Dataset records —
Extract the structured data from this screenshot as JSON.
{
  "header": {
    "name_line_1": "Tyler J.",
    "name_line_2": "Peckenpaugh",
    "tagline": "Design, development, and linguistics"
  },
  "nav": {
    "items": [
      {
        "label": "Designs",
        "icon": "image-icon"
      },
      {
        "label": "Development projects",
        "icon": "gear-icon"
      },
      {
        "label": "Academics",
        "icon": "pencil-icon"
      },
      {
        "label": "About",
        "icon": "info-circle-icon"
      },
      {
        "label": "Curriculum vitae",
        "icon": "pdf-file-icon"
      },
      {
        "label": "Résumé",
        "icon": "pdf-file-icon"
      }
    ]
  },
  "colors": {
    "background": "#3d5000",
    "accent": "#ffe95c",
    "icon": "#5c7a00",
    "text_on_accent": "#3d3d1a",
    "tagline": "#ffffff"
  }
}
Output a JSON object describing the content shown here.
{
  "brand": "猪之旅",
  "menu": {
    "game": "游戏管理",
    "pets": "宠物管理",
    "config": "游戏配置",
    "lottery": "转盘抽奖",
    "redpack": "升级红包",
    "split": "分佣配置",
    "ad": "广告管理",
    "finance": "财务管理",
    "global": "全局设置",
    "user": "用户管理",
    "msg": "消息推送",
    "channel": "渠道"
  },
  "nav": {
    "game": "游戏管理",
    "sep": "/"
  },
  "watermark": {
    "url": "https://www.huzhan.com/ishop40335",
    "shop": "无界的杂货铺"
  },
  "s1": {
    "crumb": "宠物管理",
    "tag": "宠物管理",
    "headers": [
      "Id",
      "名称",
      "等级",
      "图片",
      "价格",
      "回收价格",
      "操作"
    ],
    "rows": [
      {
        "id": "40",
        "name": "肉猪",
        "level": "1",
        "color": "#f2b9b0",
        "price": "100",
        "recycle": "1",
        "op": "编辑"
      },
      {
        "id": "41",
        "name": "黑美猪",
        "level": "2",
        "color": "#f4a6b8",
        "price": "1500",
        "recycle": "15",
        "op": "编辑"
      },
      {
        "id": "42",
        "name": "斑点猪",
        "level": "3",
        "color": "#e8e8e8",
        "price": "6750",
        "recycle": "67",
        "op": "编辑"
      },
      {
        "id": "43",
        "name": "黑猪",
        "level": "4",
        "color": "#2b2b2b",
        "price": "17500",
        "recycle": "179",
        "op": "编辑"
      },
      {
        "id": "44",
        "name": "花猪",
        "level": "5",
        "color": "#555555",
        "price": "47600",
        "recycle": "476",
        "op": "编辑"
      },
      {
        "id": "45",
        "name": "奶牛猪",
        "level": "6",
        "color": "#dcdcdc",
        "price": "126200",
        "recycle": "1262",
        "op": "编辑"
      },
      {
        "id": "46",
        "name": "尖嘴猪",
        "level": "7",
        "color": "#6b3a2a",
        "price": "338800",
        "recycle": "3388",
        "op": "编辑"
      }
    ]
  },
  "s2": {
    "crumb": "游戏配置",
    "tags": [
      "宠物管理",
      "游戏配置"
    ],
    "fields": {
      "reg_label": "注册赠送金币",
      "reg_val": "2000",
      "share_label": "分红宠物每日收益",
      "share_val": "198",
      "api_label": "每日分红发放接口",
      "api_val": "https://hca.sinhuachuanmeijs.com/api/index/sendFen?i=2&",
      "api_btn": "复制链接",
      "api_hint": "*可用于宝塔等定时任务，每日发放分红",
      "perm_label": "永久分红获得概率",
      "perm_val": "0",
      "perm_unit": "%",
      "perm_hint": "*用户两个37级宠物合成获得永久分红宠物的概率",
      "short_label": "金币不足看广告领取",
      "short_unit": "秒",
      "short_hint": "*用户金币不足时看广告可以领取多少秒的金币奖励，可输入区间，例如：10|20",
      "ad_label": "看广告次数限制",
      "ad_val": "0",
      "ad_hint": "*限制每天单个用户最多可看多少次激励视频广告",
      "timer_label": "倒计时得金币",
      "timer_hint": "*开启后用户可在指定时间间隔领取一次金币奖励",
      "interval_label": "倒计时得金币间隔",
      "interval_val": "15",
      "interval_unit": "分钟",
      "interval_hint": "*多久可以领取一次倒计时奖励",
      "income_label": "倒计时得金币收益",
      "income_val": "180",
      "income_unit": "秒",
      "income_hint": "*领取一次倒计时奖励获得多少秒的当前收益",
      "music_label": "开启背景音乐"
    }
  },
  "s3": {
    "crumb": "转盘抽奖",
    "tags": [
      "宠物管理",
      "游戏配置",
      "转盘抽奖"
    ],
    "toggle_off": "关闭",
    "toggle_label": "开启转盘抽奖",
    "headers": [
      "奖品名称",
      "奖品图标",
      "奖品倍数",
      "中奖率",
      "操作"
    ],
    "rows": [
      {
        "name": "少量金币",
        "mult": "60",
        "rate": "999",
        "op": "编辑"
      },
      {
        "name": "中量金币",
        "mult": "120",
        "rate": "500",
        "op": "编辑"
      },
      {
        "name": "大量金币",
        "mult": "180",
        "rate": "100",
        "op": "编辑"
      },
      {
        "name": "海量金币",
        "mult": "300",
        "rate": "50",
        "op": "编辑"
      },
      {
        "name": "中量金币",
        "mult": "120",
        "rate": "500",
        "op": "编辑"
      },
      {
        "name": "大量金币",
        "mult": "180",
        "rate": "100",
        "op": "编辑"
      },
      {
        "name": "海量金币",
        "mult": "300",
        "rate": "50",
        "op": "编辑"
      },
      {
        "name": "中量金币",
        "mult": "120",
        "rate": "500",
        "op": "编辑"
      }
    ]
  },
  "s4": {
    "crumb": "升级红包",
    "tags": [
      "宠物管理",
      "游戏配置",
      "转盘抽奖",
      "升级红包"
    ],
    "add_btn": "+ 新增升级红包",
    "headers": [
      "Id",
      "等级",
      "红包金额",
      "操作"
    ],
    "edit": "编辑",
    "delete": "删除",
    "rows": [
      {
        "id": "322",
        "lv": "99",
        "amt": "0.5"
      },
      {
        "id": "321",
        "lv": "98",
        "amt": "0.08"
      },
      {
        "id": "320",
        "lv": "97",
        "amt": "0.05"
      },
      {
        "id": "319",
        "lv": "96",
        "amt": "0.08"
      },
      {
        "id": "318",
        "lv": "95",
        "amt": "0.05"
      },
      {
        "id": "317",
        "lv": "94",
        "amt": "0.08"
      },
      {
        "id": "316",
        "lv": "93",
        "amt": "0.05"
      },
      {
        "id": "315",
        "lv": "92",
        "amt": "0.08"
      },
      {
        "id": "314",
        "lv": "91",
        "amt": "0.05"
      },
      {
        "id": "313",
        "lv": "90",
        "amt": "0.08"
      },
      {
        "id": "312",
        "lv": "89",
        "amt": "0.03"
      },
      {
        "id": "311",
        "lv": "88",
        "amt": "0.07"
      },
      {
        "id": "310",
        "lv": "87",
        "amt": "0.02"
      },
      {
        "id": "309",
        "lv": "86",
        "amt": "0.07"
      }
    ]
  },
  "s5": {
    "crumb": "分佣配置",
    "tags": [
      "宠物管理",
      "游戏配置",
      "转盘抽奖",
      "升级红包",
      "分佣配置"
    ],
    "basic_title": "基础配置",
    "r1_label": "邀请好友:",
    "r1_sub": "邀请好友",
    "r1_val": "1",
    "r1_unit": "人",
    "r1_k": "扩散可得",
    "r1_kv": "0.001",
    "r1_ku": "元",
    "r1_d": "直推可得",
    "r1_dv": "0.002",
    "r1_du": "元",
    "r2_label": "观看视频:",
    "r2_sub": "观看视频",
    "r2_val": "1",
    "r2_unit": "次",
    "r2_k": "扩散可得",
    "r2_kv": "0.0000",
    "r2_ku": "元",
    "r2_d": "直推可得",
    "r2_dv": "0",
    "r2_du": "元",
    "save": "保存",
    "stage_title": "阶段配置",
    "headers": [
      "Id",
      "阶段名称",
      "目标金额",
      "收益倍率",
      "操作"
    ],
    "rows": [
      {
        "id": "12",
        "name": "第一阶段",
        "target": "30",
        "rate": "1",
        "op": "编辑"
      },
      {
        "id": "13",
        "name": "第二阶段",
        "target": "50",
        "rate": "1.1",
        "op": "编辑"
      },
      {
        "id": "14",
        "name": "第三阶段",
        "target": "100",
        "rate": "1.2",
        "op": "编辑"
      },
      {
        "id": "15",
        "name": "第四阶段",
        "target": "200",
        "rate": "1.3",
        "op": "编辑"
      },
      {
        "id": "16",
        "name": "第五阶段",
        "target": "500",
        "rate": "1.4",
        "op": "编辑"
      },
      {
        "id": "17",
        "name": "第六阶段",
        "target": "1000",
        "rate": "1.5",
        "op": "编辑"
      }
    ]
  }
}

What to produce — Copy out each line in the listing that has the word "recycle".

Task result —
        "recycle": "1",
        "recycle": "15",
        "recycle": "67",
        "recycle": "179",
        "recycle": "476",
        "recycle": "1262",
        "recycle": "3388",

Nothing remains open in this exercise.